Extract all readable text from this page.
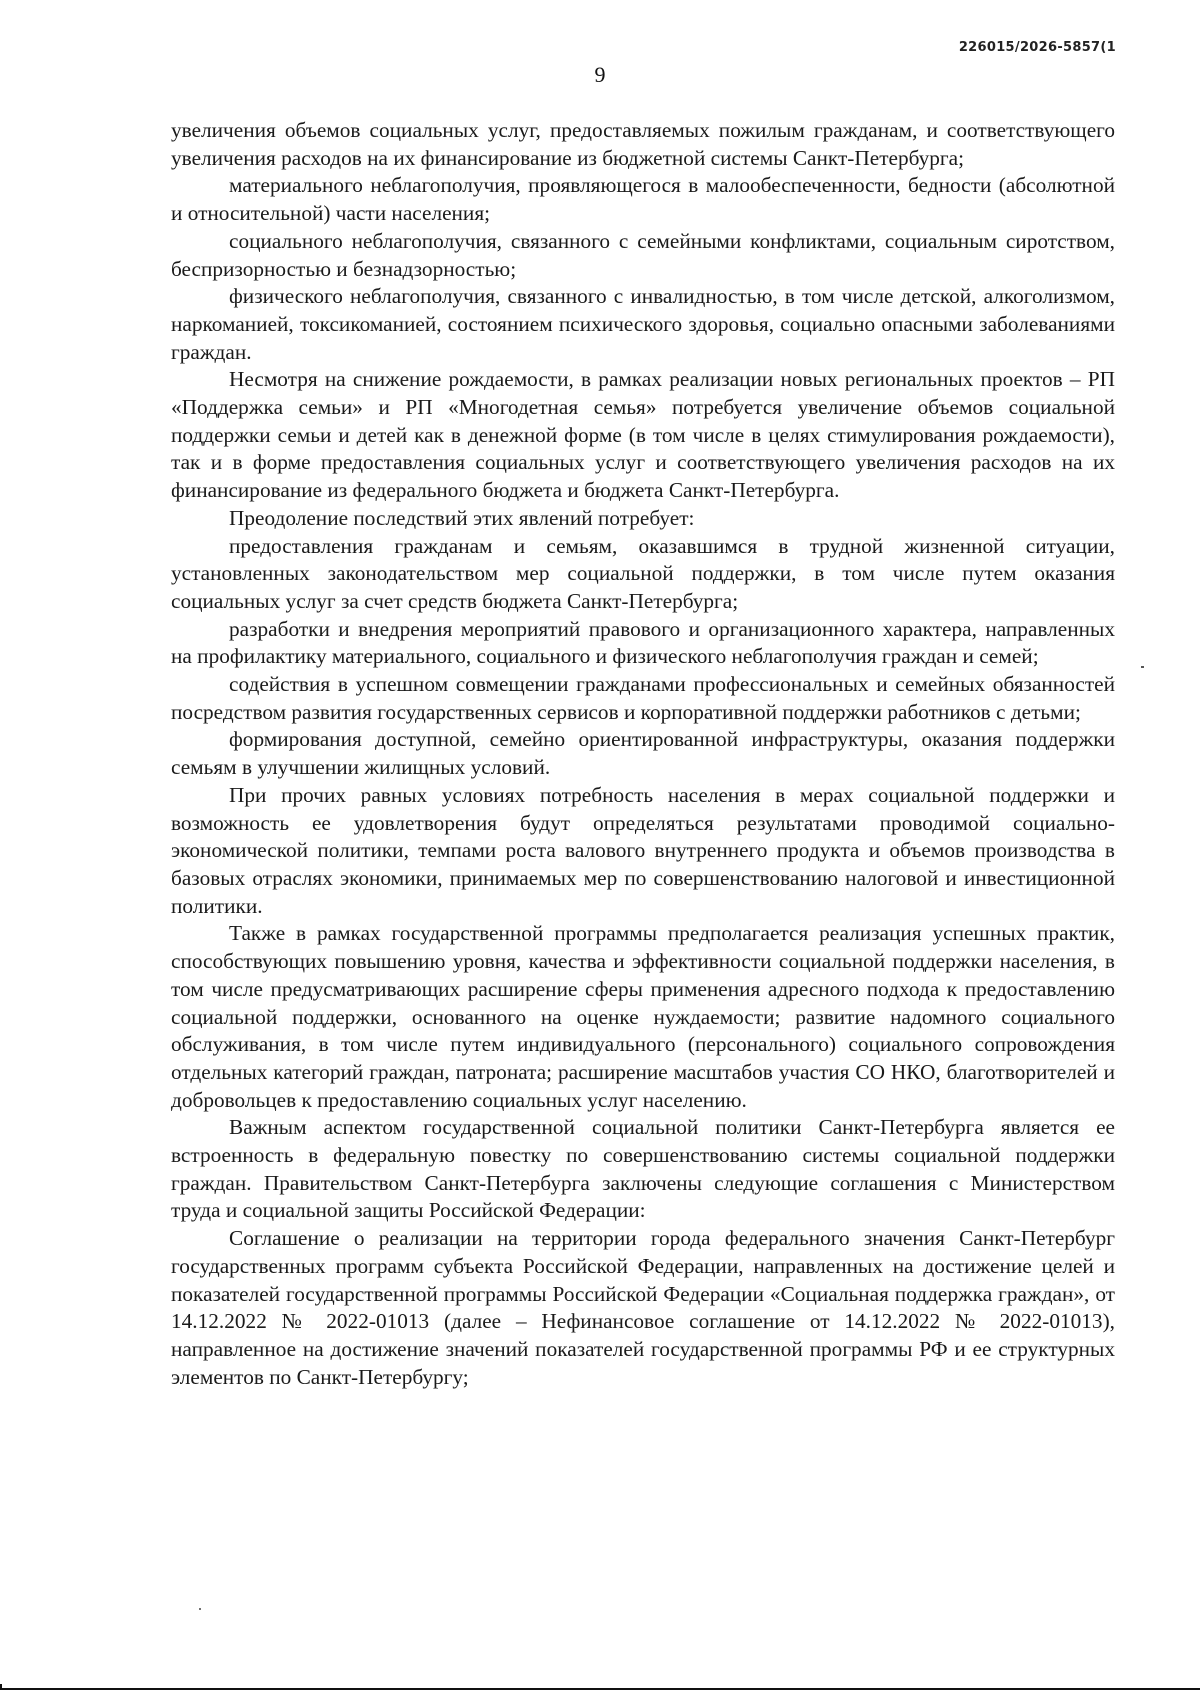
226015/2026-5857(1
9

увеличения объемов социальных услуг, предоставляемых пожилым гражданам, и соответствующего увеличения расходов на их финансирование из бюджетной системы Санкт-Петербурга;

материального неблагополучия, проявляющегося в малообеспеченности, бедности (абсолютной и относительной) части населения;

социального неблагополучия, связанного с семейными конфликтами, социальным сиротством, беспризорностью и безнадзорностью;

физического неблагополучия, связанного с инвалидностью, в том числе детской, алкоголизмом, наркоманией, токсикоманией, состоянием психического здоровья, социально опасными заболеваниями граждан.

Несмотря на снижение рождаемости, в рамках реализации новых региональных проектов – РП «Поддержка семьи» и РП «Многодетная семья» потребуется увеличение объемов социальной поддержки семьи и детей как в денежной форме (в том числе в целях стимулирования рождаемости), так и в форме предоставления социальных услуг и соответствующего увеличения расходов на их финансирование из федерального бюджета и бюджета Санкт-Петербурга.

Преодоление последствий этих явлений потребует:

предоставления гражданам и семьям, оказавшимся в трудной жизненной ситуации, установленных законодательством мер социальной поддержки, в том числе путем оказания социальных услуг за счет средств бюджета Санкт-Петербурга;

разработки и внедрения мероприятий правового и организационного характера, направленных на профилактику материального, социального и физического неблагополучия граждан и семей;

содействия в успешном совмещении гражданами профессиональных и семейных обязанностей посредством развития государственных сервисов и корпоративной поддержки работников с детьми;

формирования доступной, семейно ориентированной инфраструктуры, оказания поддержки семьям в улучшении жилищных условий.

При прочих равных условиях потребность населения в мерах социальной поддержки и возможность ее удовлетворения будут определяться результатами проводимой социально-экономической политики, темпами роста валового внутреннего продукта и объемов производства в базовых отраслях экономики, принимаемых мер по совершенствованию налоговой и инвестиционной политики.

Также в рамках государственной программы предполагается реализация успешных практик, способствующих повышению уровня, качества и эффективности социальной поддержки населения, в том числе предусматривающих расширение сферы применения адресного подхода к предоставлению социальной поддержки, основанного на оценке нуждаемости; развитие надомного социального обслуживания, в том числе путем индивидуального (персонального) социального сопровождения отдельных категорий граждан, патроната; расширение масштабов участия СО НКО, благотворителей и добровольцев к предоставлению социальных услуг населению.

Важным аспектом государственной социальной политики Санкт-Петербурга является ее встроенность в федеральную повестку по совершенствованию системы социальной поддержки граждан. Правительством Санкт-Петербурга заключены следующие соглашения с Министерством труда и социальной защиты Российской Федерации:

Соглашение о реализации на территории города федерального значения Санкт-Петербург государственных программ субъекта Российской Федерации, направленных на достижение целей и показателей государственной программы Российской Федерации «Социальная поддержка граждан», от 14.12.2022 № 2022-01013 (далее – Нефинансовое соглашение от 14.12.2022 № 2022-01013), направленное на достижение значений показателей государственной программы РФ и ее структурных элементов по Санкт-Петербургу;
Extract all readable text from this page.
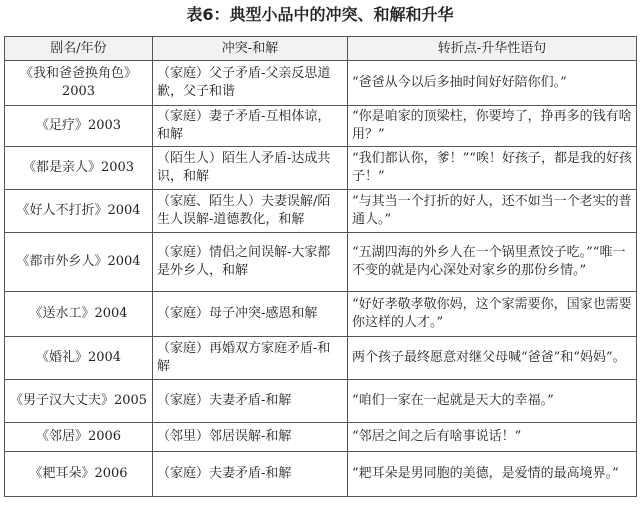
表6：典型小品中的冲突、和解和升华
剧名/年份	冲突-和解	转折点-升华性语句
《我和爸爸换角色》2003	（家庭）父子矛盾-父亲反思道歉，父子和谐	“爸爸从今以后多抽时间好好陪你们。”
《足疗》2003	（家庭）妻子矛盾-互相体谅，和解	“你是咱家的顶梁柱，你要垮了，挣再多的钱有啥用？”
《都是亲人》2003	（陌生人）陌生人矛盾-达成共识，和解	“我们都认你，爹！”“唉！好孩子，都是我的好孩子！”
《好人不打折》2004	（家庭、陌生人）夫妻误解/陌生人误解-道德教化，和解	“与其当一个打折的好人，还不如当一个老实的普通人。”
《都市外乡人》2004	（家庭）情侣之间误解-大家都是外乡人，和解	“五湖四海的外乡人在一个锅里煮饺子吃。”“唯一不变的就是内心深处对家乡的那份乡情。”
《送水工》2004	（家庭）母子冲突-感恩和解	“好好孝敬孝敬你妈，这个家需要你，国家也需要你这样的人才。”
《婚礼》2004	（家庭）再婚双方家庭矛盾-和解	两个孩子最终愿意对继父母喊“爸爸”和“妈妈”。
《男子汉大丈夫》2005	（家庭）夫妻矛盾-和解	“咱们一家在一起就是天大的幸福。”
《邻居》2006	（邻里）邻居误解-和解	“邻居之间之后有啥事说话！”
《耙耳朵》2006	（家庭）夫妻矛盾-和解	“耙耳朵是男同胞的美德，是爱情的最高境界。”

────────────────────────────────────────

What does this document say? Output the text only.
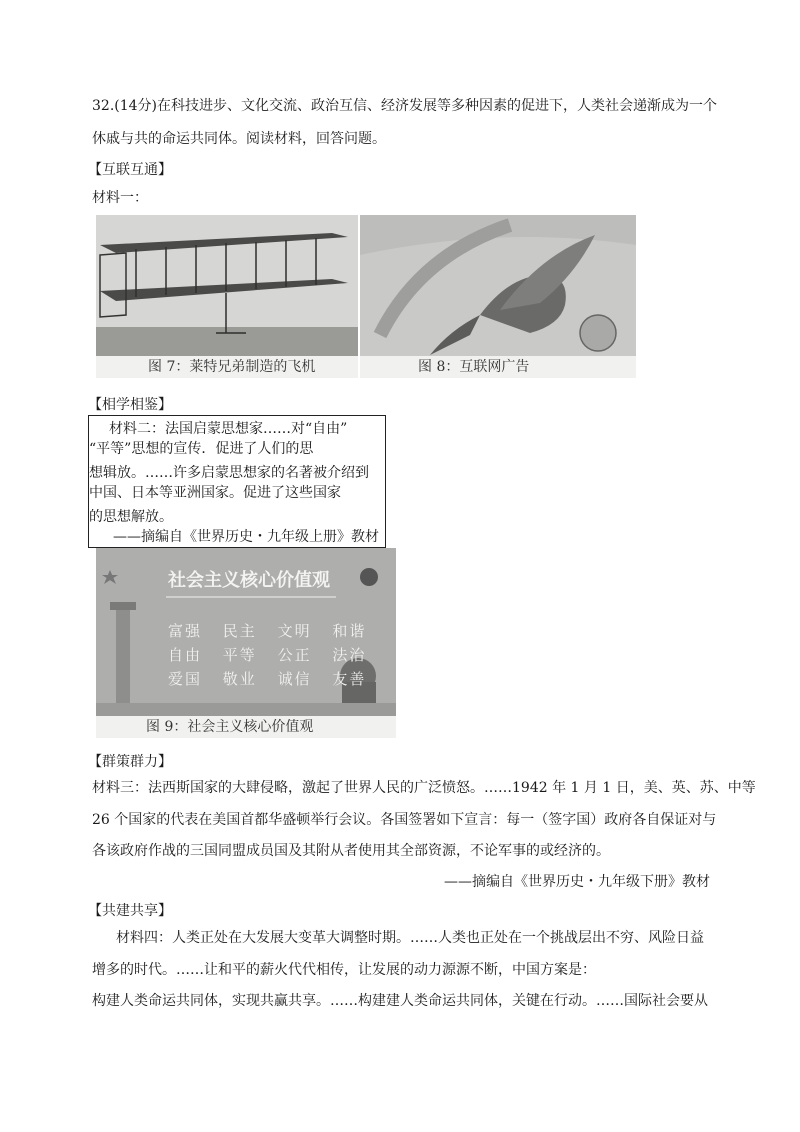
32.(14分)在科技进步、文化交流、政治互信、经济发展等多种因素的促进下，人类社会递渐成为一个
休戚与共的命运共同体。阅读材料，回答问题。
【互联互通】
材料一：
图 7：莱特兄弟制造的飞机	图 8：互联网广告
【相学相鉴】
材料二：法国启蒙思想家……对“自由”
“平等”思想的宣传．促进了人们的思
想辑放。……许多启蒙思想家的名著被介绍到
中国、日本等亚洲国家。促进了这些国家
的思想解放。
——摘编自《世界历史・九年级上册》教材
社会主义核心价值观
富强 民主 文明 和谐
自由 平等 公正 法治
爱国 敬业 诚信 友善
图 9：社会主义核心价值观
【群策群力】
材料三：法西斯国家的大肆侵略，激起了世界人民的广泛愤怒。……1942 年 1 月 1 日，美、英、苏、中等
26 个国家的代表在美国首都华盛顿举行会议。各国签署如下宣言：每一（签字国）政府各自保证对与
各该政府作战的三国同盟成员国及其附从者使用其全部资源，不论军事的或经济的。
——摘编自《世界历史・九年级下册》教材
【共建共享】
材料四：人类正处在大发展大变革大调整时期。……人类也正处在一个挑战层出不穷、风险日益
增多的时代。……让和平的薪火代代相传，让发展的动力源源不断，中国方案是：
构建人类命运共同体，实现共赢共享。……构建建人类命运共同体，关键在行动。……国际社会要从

────────────────────────────────────────

> _EXERCISE PROMPT_
Copy all the lines above that hold the string "неблагополучия".

> _RESULT FOR THIS EXERCISE_
материального неблагополучия, проявляющегося в малообеспеченности, бедности (абсолютной и относительной) части населения;
социального неблагополучия, связанного с семейными конфликтами, социальным сиротством, беспризорностью и безнадзорностью;
физического неблагополучия, связанного с инвалидностью, в том числе детской, алкоголизмом, наркоманией, токсикоманией, состоянием психического здоровья, социально опасными заболеваниями граждан.
разработки и внедрения мероприятий правового и организационного характера, направленных на профилактику материального, социального и физического неблагополучия граждан и семей;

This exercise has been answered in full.